» **Goal**
Gather from the material every line that contains the string "dans".

» **Provided records**
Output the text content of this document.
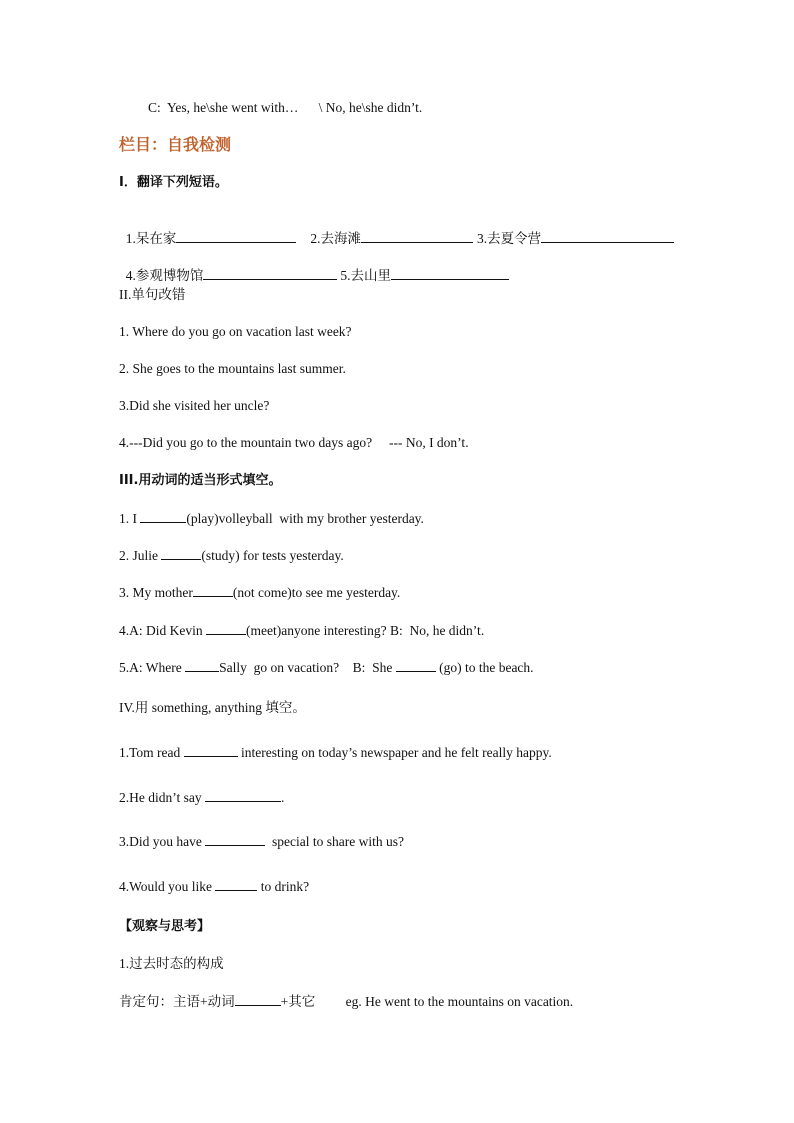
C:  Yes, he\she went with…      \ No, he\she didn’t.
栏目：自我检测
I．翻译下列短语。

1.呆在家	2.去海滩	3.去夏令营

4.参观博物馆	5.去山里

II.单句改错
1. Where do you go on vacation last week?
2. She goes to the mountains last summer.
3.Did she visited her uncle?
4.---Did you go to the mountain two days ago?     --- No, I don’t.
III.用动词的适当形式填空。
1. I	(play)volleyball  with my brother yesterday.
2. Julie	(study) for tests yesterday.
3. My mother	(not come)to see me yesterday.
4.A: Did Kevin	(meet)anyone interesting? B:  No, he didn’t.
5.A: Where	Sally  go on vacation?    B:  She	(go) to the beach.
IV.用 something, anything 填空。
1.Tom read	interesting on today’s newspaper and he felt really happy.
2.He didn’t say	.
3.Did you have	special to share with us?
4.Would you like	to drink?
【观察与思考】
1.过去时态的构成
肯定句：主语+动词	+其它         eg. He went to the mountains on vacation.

--

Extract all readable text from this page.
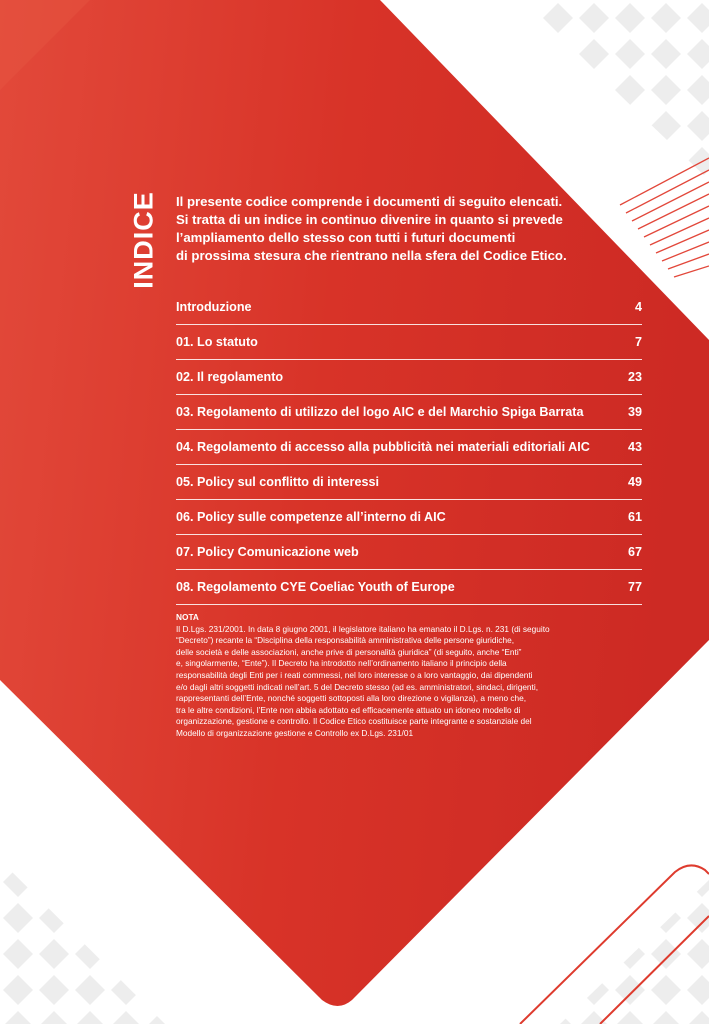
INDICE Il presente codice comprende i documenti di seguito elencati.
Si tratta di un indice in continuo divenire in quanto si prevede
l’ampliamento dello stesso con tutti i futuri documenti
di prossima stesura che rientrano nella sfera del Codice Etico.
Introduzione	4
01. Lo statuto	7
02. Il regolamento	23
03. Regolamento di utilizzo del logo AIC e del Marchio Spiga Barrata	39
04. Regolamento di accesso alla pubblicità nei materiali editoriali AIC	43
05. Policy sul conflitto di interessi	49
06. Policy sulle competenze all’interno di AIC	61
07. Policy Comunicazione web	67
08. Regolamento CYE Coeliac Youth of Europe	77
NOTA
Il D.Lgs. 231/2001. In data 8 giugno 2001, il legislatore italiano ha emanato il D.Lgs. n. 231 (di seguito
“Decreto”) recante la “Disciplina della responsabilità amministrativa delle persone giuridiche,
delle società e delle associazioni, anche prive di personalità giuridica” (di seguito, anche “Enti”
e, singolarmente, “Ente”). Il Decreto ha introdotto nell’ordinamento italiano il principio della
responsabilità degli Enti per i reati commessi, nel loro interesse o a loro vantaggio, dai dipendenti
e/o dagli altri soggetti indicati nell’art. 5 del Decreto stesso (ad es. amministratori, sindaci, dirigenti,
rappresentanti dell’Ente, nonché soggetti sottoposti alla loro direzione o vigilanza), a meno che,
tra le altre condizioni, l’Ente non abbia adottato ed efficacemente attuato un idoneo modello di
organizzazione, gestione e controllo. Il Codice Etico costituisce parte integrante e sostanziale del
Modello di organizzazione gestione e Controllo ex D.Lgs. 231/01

---

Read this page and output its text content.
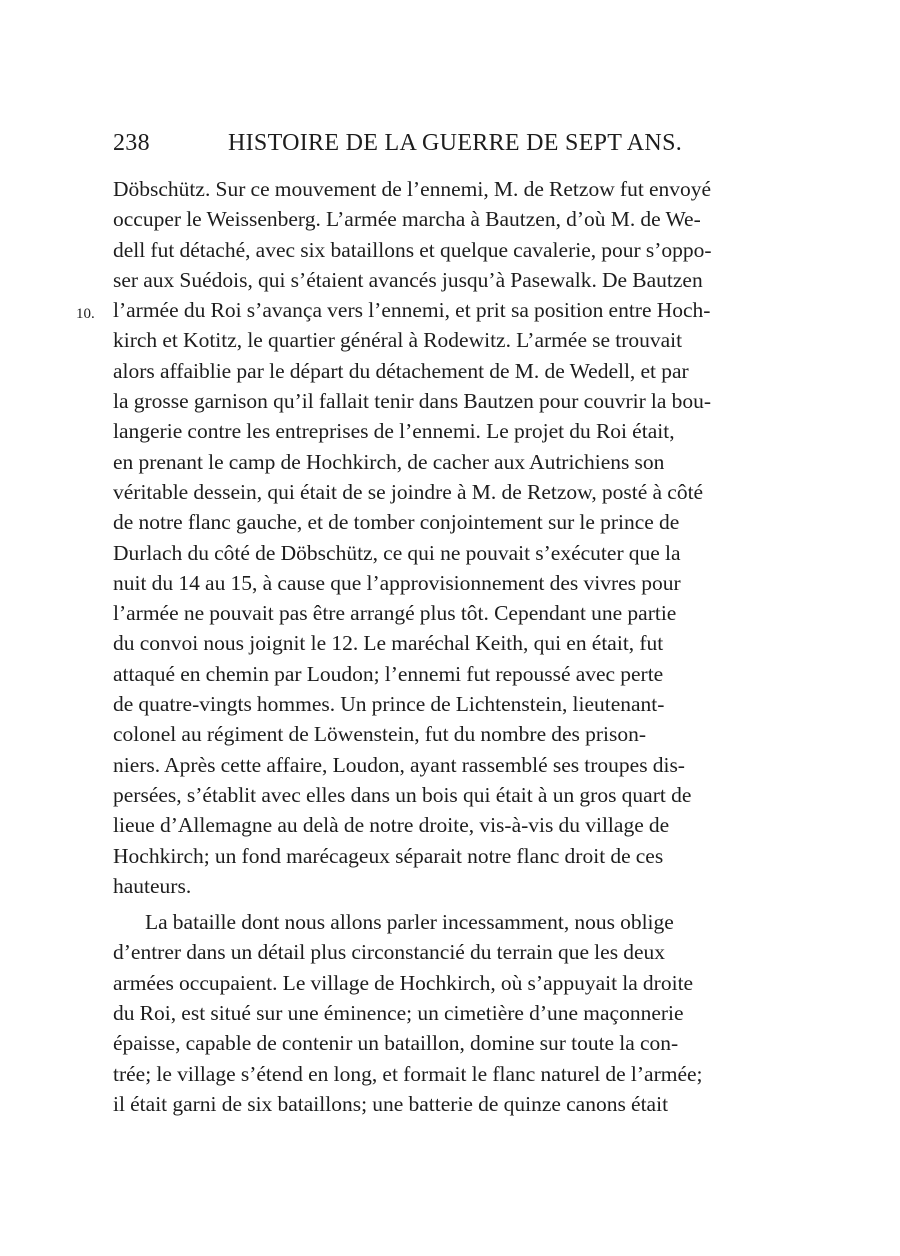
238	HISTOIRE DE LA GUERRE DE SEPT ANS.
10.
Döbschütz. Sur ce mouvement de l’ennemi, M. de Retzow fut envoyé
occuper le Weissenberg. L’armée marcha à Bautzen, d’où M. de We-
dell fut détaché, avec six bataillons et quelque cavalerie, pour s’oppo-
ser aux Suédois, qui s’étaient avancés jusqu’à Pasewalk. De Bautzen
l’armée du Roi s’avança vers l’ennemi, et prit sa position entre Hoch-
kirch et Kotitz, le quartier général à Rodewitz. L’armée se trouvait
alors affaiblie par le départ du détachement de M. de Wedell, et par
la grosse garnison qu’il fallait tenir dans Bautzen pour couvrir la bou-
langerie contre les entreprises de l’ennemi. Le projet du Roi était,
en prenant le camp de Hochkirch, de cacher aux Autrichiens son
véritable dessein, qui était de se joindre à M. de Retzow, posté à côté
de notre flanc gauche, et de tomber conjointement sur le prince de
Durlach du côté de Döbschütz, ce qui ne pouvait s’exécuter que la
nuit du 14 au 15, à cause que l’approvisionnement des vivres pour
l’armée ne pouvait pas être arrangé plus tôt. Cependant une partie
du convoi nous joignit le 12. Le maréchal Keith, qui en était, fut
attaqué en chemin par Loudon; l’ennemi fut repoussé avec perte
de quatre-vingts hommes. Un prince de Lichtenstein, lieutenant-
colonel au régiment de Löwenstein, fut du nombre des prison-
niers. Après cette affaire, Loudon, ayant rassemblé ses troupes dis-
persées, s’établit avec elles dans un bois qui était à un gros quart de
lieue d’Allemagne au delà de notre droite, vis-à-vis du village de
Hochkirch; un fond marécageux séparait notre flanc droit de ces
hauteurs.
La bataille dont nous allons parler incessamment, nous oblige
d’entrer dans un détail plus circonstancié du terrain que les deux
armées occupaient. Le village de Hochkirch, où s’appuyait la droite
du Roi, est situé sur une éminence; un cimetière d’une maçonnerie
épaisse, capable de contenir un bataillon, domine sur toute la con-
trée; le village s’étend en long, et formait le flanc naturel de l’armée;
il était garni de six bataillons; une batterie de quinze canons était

» **Completed task**
la grosse garnison qu’il fallait tenir dans Bautzen pour couvrir la bou-
persées, s’établit avec elles dans un bois qui était à un gros quart de
d’entrer dans un détail plus circonstancié du terrain que les deux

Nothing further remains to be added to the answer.